[BEGIN]

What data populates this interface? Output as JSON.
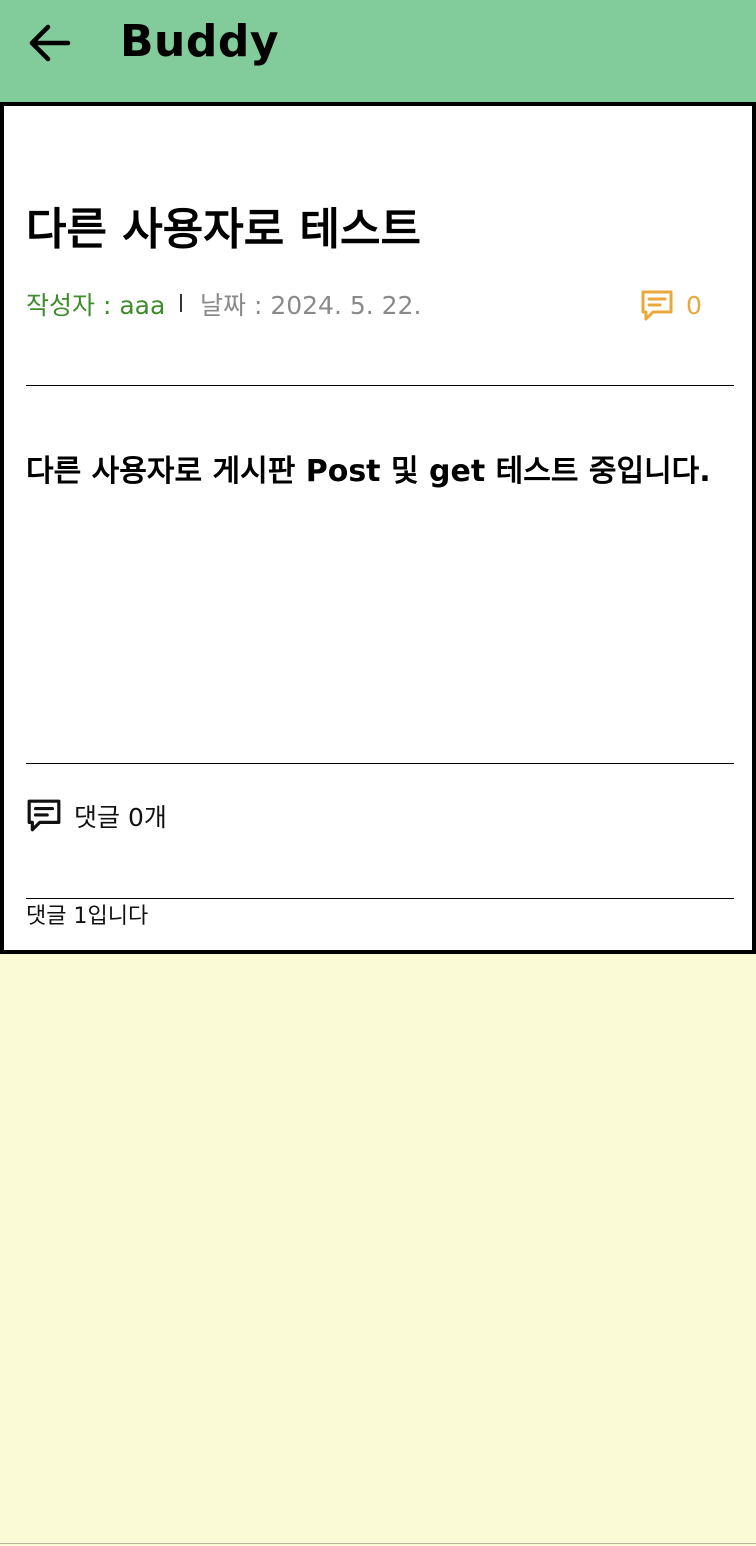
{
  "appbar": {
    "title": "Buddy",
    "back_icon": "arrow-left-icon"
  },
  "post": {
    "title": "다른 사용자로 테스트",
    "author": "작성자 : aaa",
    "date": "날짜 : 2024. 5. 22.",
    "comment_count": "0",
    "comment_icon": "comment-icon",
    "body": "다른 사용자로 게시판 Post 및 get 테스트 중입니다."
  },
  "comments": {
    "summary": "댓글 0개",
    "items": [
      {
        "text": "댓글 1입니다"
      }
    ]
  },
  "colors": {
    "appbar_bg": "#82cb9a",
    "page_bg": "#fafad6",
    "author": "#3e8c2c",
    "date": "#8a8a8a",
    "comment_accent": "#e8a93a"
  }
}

[END]

Aim of the exercise
Among the records above, find each line holding the string "사용자로" and pull it out.

The solution
    "title": "다른 사용자로 테스트",
    "body": "다른 사용자로 게시판 Post 및 get 테스트 중입니다."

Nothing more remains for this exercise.